*WHAT THIS TASK INVOLVES*
Gather all lines in the entries that include the word "ブロック定義".

══ RECORDED DATA

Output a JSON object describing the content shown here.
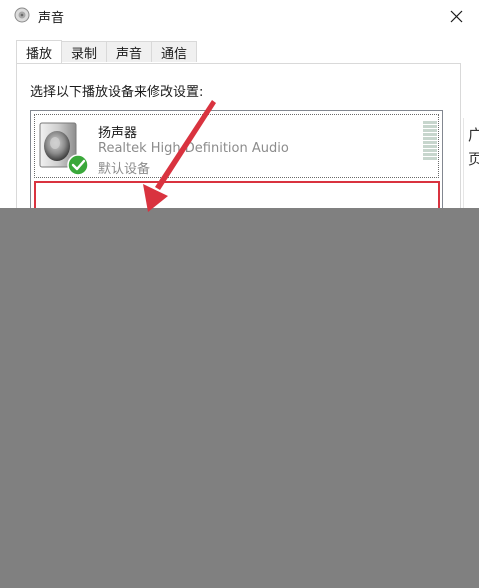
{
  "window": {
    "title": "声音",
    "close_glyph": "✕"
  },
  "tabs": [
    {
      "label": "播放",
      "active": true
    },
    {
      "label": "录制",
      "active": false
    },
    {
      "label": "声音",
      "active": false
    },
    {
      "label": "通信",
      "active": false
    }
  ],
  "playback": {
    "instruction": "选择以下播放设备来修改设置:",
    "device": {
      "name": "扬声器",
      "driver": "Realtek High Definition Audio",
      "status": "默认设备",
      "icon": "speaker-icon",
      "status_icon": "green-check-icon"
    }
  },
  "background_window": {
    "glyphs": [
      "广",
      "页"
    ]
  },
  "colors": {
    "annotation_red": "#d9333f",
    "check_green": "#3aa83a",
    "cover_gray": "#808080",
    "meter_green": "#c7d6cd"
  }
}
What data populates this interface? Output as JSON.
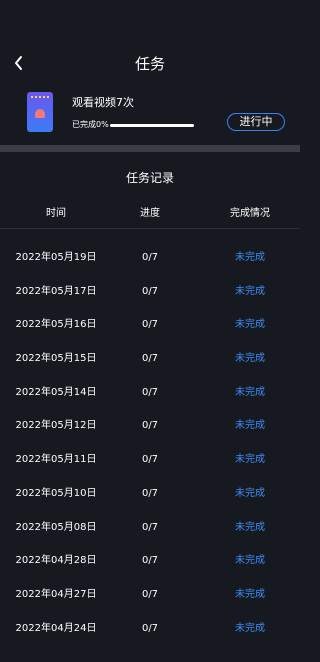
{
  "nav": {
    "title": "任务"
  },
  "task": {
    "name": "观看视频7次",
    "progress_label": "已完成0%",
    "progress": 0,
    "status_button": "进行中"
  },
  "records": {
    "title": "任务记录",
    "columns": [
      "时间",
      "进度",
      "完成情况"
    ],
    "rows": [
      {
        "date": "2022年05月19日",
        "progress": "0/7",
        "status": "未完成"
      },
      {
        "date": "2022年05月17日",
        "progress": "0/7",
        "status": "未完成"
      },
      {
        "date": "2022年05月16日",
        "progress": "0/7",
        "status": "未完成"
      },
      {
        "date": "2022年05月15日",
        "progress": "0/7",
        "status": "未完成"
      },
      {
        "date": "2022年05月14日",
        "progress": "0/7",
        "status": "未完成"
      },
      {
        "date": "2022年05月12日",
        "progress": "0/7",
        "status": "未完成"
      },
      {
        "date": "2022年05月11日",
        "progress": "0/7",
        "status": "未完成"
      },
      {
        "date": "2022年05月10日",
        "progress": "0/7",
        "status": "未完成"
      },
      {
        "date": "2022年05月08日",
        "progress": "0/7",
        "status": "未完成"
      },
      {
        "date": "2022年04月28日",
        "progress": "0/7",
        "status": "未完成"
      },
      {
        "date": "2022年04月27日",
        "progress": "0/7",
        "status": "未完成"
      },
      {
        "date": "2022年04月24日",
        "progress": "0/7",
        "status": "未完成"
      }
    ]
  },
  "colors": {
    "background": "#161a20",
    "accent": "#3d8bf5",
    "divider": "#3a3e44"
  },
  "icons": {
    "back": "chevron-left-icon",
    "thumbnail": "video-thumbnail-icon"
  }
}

════
══ RECORDED DATA

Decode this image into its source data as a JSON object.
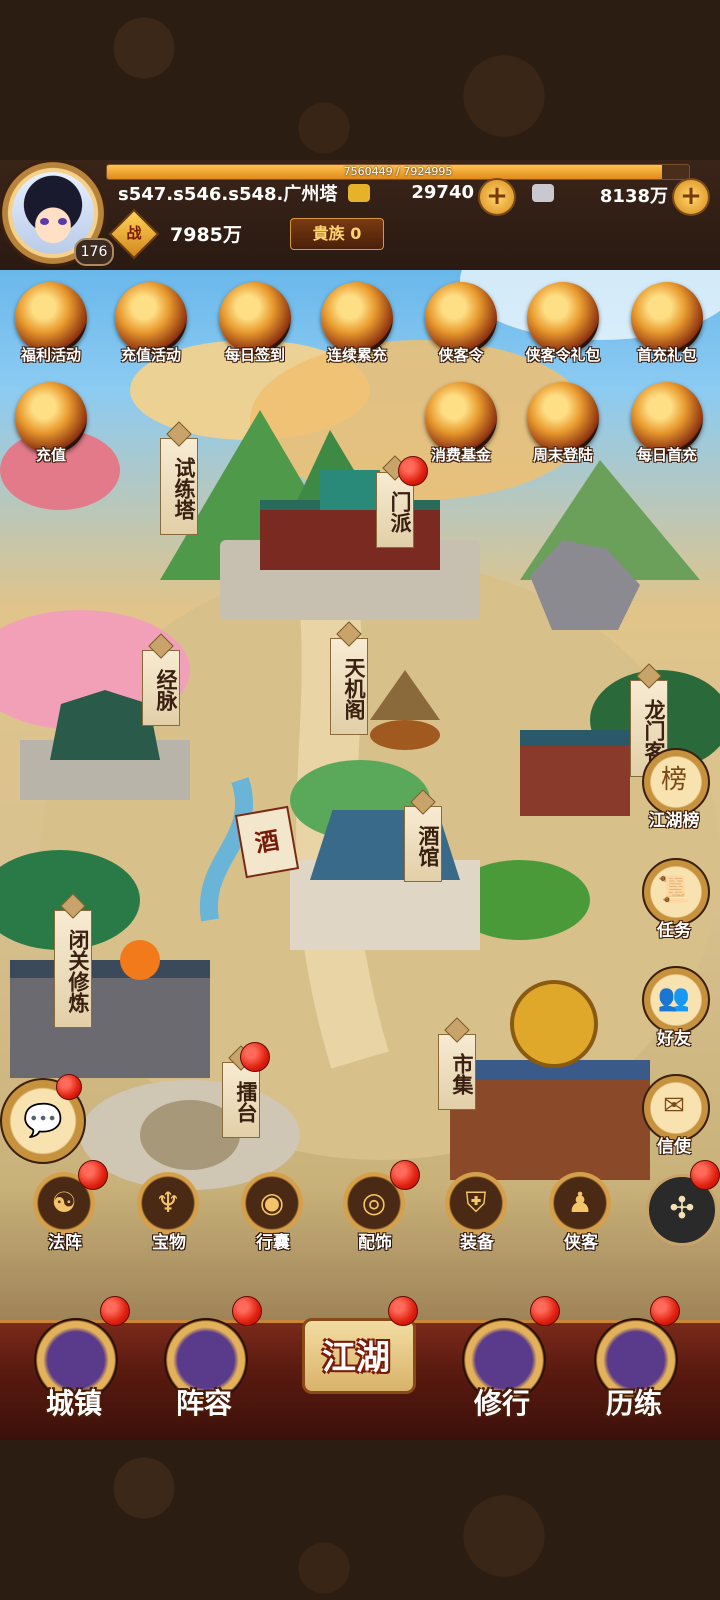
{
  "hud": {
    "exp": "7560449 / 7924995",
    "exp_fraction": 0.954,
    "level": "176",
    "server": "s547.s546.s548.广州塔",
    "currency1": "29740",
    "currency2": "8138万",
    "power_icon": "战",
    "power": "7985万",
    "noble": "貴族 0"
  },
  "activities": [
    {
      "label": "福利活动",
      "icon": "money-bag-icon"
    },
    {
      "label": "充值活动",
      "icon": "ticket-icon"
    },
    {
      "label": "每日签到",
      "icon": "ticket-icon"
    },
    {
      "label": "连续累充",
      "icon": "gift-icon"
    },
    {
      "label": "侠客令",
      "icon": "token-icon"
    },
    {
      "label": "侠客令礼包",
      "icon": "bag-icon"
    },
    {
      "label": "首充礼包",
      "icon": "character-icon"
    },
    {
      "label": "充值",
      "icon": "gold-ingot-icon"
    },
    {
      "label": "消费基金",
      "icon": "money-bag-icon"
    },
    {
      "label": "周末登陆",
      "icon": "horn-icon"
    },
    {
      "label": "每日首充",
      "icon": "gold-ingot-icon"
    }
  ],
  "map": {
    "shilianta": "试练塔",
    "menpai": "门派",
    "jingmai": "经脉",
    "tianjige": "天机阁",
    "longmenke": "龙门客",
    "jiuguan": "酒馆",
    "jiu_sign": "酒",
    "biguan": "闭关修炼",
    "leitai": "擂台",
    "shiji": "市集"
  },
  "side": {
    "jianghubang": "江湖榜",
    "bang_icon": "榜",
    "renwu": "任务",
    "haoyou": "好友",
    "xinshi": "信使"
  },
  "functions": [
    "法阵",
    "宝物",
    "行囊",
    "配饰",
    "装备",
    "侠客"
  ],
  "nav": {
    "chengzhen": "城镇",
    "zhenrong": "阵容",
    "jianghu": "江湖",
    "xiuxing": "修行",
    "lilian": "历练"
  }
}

════
══ RECORDED DATA

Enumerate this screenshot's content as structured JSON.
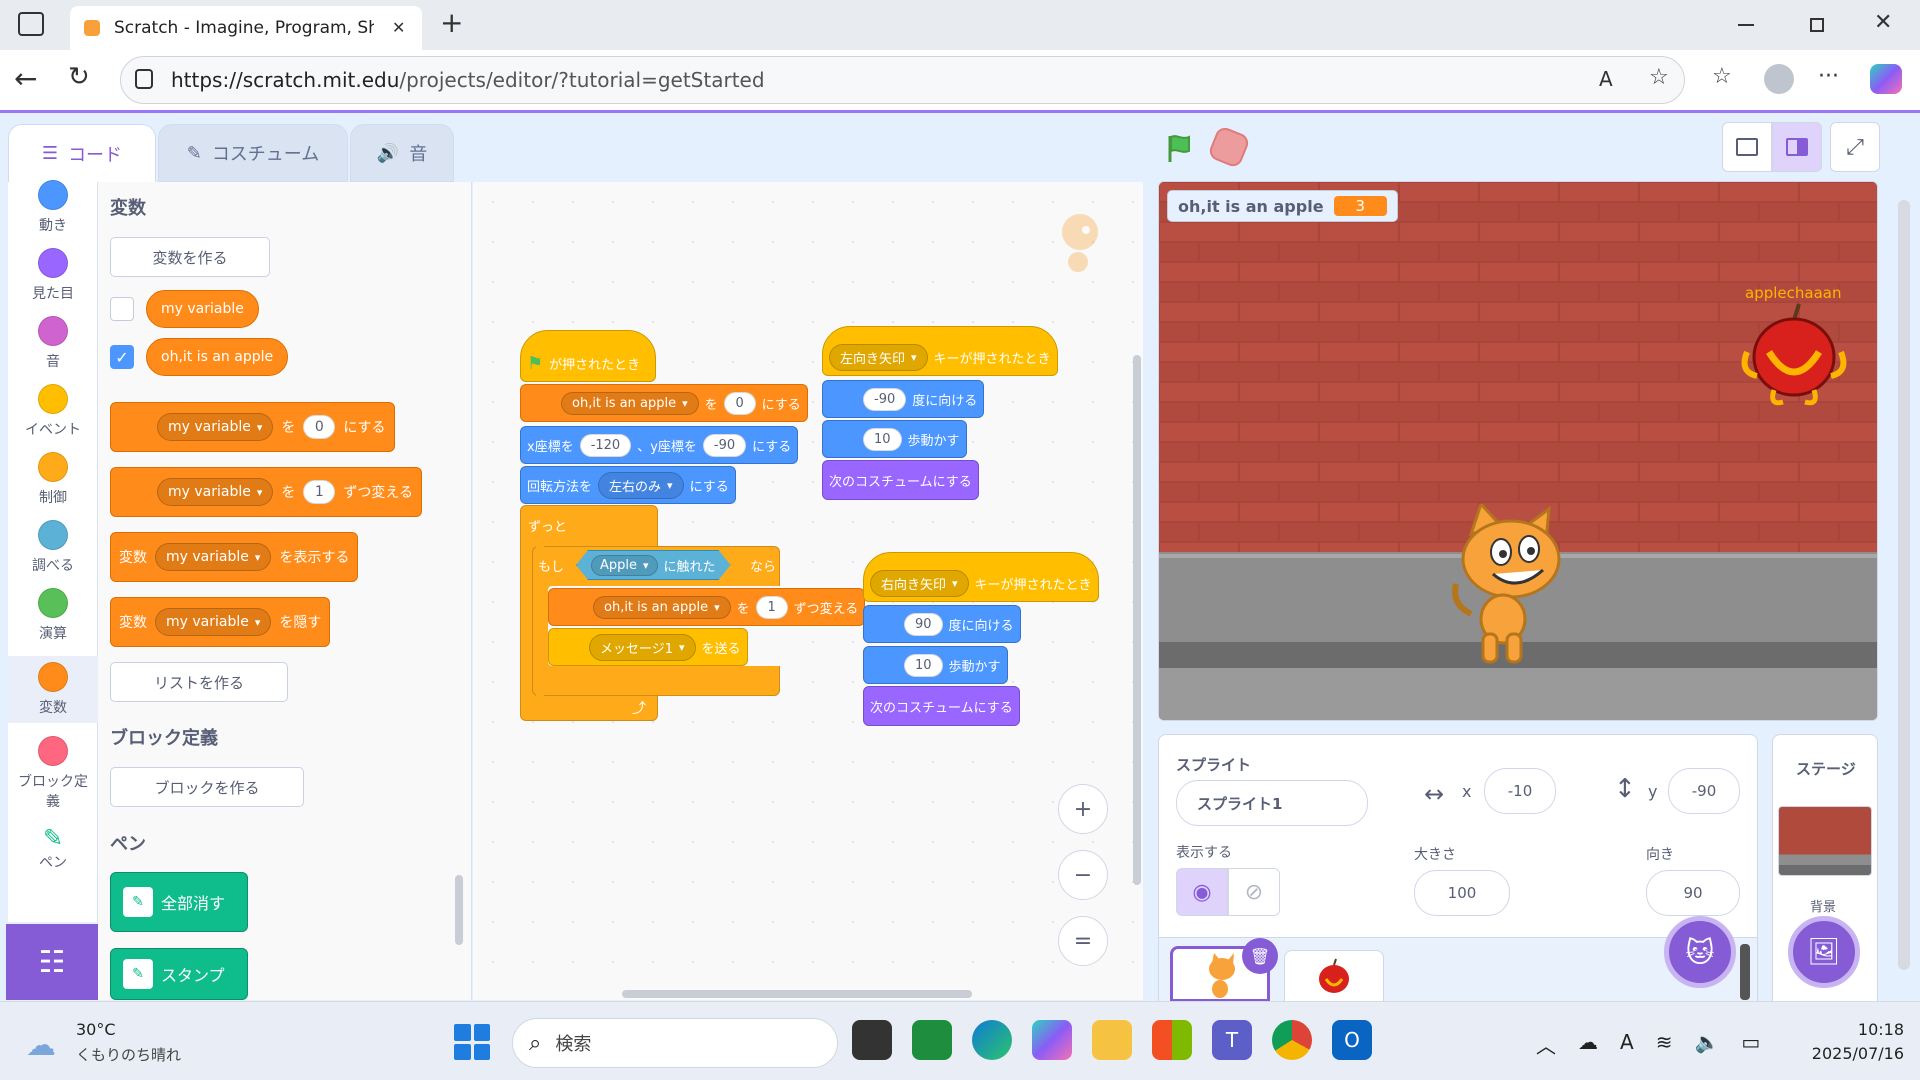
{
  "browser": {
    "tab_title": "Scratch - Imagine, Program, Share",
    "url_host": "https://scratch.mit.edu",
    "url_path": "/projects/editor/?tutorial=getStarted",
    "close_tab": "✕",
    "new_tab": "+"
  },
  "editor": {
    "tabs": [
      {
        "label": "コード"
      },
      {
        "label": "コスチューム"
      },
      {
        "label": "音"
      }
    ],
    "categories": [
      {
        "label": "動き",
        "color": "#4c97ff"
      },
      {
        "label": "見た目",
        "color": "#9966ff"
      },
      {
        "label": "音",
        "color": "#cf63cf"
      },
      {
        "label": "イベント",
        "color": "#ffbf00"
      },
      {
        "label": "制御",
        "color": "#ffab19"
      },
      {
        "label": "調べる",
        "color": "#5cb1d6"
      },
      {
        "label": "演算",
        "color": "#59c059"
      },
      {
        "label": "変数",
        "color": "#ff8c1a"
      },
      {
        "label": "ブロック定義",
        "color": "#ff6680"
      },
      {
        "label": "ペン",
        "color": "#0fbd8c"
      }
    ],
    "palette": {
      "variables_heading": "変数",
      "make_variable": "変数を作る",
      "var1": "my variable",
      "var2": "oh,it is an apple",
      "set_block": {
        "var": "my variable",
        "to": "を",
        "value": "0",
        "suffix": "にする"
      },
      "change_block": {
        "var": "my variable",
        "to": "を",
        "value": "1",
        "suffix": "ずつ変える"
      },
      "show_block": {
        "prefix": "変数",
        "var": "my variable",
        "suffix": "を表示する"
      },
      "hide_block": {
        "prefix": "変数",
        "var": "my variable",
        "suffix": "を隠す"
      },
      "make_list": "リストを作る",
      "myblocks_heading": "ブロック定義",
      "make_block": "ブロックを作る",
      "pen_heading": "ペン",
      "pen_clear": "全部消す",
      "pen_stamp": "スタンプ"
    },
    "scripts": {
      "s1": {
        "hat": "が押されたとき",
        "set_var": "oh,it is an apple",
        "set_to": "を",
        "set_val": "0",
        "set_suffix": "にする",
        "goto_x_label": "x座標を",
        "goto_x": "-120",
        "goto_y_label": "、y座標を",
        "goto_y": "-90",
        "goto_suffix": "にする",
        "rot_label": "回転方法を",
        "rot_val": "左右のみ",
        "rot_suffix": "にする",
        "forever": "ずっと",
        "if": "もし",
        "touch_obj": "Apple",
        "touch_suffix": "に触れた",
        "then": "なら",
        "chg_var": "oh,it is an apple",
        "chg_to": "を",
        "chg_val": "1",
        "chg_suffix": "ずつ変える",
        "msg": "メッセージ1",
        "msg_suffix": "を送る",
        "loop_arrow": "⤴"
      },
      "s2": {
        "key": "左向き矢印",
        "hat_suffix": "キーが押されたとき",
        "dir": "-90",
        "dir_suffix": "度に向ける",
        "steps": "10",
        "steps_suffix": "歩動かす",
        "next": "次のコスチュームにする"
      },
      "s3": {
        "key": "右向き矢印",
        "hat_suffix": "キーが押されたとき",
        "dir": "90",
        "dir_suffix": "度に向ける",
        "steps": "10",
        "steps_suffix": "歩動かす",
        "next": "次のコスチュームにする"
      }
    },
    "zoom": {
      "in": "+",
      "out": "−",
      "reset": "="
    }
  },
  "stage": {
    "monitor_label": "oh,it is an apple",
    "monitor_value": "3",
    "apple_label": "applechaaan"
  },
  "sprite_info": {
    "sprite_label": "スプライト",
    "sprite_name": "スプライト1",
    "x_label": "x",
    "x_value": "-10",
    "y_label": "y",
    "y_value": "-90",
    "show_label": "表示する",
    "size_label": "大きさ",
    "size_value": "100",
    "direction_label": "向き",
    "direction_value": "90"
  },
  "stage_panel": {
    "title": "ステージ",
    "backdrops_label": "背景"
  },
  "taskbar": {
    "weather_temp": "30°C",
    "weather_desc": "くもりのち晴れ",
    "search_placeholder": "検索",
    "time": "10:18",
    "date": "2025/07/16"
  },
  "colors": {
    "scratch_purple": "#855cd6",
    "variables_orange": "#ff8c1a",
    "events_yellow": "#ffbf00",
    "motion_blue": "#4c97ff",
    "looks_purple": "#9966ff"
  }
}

════

*RESULT OF THIS TASK*
        "label": "ブロック定義",
      "myblocks_heading": "ブロック定義",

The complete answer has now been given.